*** Listing ***

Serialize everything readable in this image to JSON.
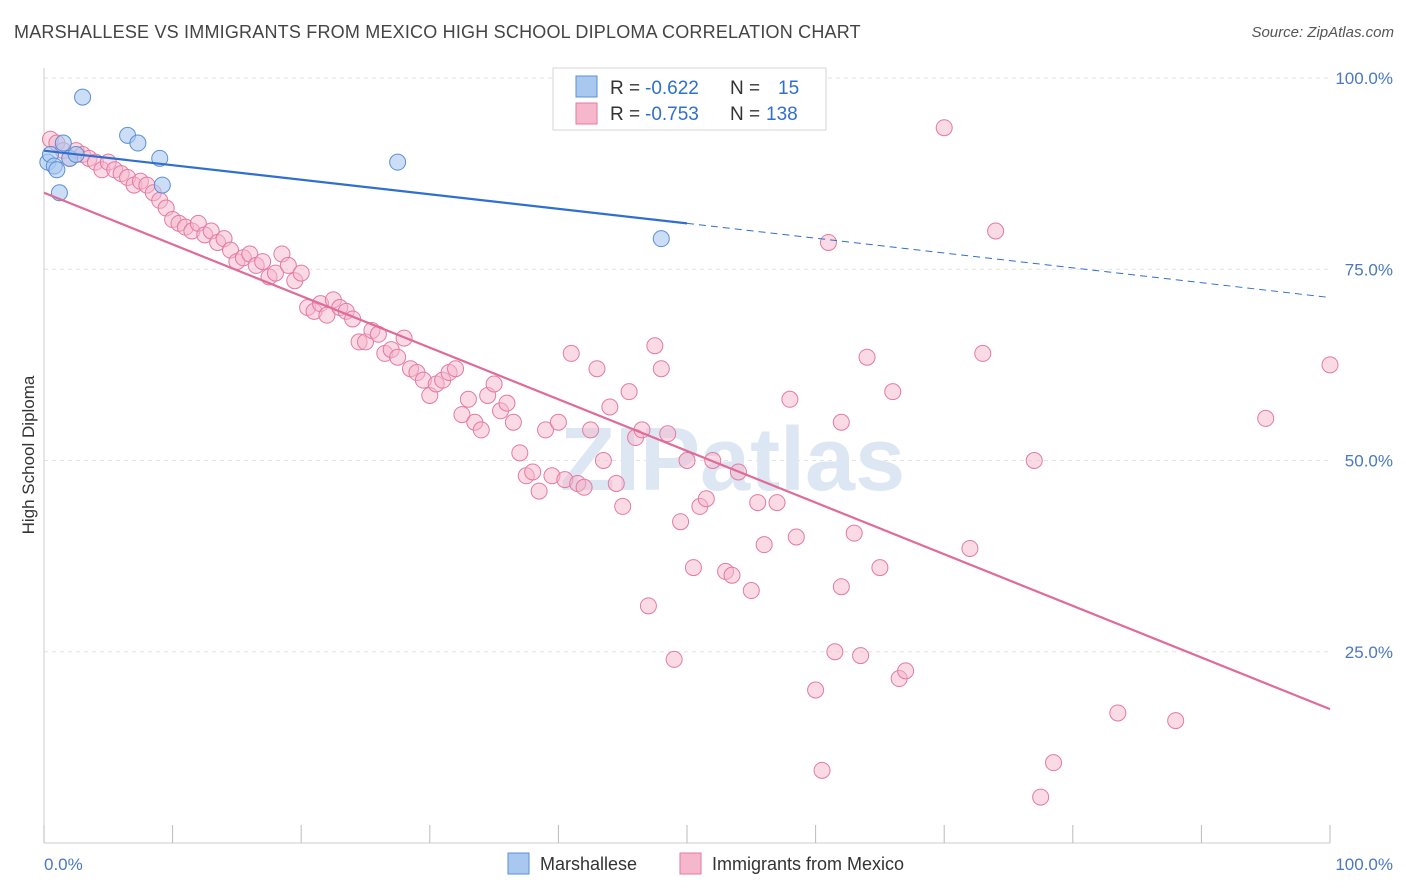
{
  "title": "MARSHALLESE VS IMMIGRANTS FROM MEXICO HIGH SCHOOL DIPLOMA CORRELATION CHART",
  "source": "Source: ZipAtlas.com",
  "watermark": "ZIPatlas",
  "colors": {
    "marshallese_fill": "#a9c8f0",
    "marshallese_stroke": "#5b8fd6",
    "marshallese_line": "#2f6fd0",
    "mexico_fill": "#f6b6cc",
    "mexico_stroke": "#e47aa1",
    "mexico_line": "#e06a98",
    "grid": "#e2e2e2",
    "axis_text": "#4a78c2"
  },
  "legend_top": {
    "items": [
      {
        "r_label": "R =",
        "r_value": "-0.622",
        "n_label": "N =",
        "n_value": "15"
      },
      {
        "r_label": "R =",
        "r_value": "-0.753",
        "n_label": "N =",
        "n_value": "138"
      }
    ]
  },
  "legend_bottom": [
    "Marshallese",
    "Immigrants from Mexico"
  ],
  "chart_data": {
    "type": "scatter",
    "title": "MARSHALLESE VS IMMIGRANTS FROM MEXICO HIGH SCHOOL DIPLOMA CORRELATION CHART",
    "ylabel": "High School Diploma",
    "xlabel": "",
    "xlim": [
      0,
      100
    ],
    "ylim": [
      0,
      100
    ],
    "y_ticks": [
      25,
      50,
      75,
      100
    ],
    "y_tick_labels": [
      "25.0%",
      "50.0%",
      "75.0%",
      "100.0%"
    ],
    "x_tick_labels": [
      "0.0%",
      "100.0%"
    ],
    "grid": true,
    "series": [
      {
        "name": "Marshallese",
        "r": -0.622,
        "n": 15,
        "trend": {
          "x0": 0,
          "y0": 90.5,
          "x1": 50,
          "y1": 81.0,
          "dash_to_x": 100,
          "dash_to_y": 71.3
        },
        "points": [
          [
            0.3,
            89.0
          ],
          [
            0.5,
            90.0
          ],
          [
            0.8,
            88.5
          ],
          [
            1.0,
            88.0
          ],
          [
            1.2,
            85.0
          ],
          [
            1.5,
            91.5
          ],
          [
            2.0,
            89.5
          ],
          [
            2.5,
            90.0
          ],
          [
            3.0,
            97.5
          ],
          [
            6.5,
            92.5
          ],
          [
            7.3,
            91.5
          ],
          [
            9.0,
            89.5
          ],
          [
            9.2,
            86.0
          ],
          [
            27.5,
            89.0
          ],
          [
            48.0,
            79.0
          ]
        ]
      },
      {
        "name": "Immigrants from Mexico",
        "r": -0.753,
        "n": 138,
        "trend": {
          "x0": 0,
          "y0": 85.0,
          "x1": 100,
          "y1": 17.5
        },
        "points": [
          [
            0.5,
            92.0
          ],
          [
            1.0,
            91.5
          ],
          [
            1.5,
            90.5
          ],
          [
            2.0,
            89.5
          ],
          [
            2.5,
            90.5
          ],
          [
            3.0,
            90.0
          ],
          [
            3.5,
            89.5
          ],
          [
            4.0,
            89.0
          ],
          [
            4.5,
            88.0
          ],
          [
            5.0,
            89.0
          ],
          [
            5.5,
            88.0
          ],
          [
            6.0,
            87.5
          ],
          [
            6.5,
            87.0
          ],
          [
            7.0,
            86.0
          ],
          [
            7.5,
            86.5
          ],
          [
            8.0,
            86.0
          ],
          [
            8.5,
            85.0
          ],
          [
            9.0,
            84.0
          ],
          [
            9.5,
            83.0
          ],
          [
            10.0,
            81.5
          ],
          [
            10.5,
            81.0
          ],
          [
            11.0,
            80.5
          ],
          [
            11.5,
            80.0
          ],
          [
            12.0,
            81.0
          ],
          [
            12.5,
            79.5
          ],
          [
            13.0,
            80.0
          ],
          [
            13.5,
            78.5
          ],
          [
            14.0,
            79.0
          ],
          [
            14.5,
            77.5
          ],
          [
            15.0,
            76.0
          ],
          [
            15.5,
            76.5
          ],
          [
            16.0,
            77.0
          ],
          [
            16.5,
            75.5
          ],
          [
            17.0,
            76.0
          ],
          [
            17.5,
            74.0
          ],
          [
            18.0,
            74.5
          ],
          [
            18.5,
            77.0
          ],
          [
            19.0,
            75.5
          ],
          [
            19.5,
            73.5
          ],
          [
            20.0,
            74.5
          ],
          [
            20.5,
            70.0
          ],
          [
            21.0,
            69.5
          ],
          [
            21.5,
            70.5
          ],
          [
            22.0,
            69.0
          ],
          [
            22.5,
            71.0
          ],
          [
            23.0,
            70.0
          ],
          [
            23.5,
            69.5
          ],
          [
            24.0,
            68.5
          ],
          [
            24.5,
            65.5
          ],
          [
            25.0,
            65.5
          ],
          [
            25.5,
            67.0
          ],
          [
            26.0,
            66.5
          ],
          [
            26.5,
            64.0
          ],
          [
            27.0,
            64.5
          ],
          [
            27.5,
            63.5
          ],
          [
            28.0,
            66.0
          ],
          [
            28.5,
            62.0
          ],
          [
            29.0,
            61.5
          ],
          [
            29.5,
            60.5
          ],
          [
            30.0,
            58.5
          ],
          [
            30.5,
            60.0
          ],
          [
            31.0,
            60.5
          ],
          [
            31.5,
            61.5
          ],
          [
            32.0,
            62.0
          ],
          [
            32.5,
            56.0
          ],
          [
            33.0,
            58.0
          ],
          [
            33.5,
            55.0
          ],
          [
            34.0,
            54.0
          ],
          [
            34.5,
            58.5
          ],
          [
            35.0,
            60.0
          ],
          [
            35.5,
            56.5
          ],
          [
            36.0,
            57.5
          ],
          [
            36.5,
            55.0
          ],
          [
            37.0,
            51.0
          ],
          [
            37.5,
            48.0
          ],
          [
            38.0,
            48.5
          ],
          [
            38.5,
            46.0
          ],
          [
            39.0,
            54.0
          ],
          [
            39.5,
            48.0
          ],
          [
            40.0,
            55.0
          ],
          [
            40.5,
            47.5
          ],
          [
            41.0,
            64.0
          ],
          [
            41.5,
            47.0
          ],
          [
            42.0,
            46.5
          ],
          [
            42.5,
            54.0
          ],
          [
            43.0,
            62.0
          ],
          [
            43.5,
            50.0
          ],
          [
            44.0,
            57.0
          ],
          [
            44.5,
            47.0
          ],
          [
            45.0,
            44.0
          ],
          [
            45.5,
            59.0
          ],
          [
            46.0,
            53.0
          ],
          [
            46.5,
            54.0
          ],
          [
            47.0,
            31.0
          ],
          [
            47.5,
            65.0
          ],
          [
            48.0,
            62.0
          ],
          [
            48.5,
            53.5
          ],
          [
            49.0,
            24.0
          ],
          [
            49.5,
            42.0
          ],
          [
            50.0,
            50.0
          ],
          [
            50.5,
            36.0
          ],
          [
            51.0,
            44.0
          ],
          [
            51.5,
            45.0
          ],
          [
            52.0,
            50.0
          ],
          [
            53.0,
            35.5
          ],
          [
            53.5,
            35.0
          ],
          [
            54.0,
            48.5
          ],
          [
            55.0,
            33.0
          ],
          [
            55.5,
            44.5
          ],
          [
            56.0,
            39.0
          ],
          [
            57.0,
            44.5
          ],
          [
            58.0,
            58.0
          ],
          [
            58.5,
            40.0
          ],
          [
            60.0,
            20.0
          ],
          [
            60.5,
            9.5
          ],
          [
            61.0,
            78.5
          ],
          [
            61.5,
            25.0
          ],
          [
            62.0,
            33.5
          ],
          [
            63.0,
            40.5
          ],
          [
            63.5,
            24.5
          ],
          [
            64.0,
            63.5
          ],
          [
            65.0,
            36.0
          ],
          [
            66.0,
            59.0
          ],
          [
            66.5,
            21.5
          ],
          [
            67.0,
            22.5
          ],
          [
            70.0,
            93.5
          ],
          [
            72.0,
            38.5
          ],
          [
            73.0,
            64.0
          ],
          [
            74.0,
            80.0
          ],
          [
            77.0,
            50.0
          ],
          [
            77.5,
            6.0
          ],
          [
            78.5,
            10.5
          ],
          [
            83.5,
            17.0
          ],
          [
            88.0,
            16.0
          ],
          [
            95.0,
            55.5
          ],
          [
            100.0,
            62.5
          ],
          [
            62.0,
            55.0
          ]
        ]
      }
    ]
  }
}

***

## [Aim]
Search the entries for the word "title", then gather every line that has it.

## [Worked answer]
  "title": "MARSHALLESE VS IMMIGRANTS FROM MEXICO HIGH SCHOOL DIPLOMA CORRELATION CHART",
    "title": "MARSHALLESE VS IMMIGRANTS FROM MEXICO HIGH SCHOOL DIPLOMA CORRELATION CHART",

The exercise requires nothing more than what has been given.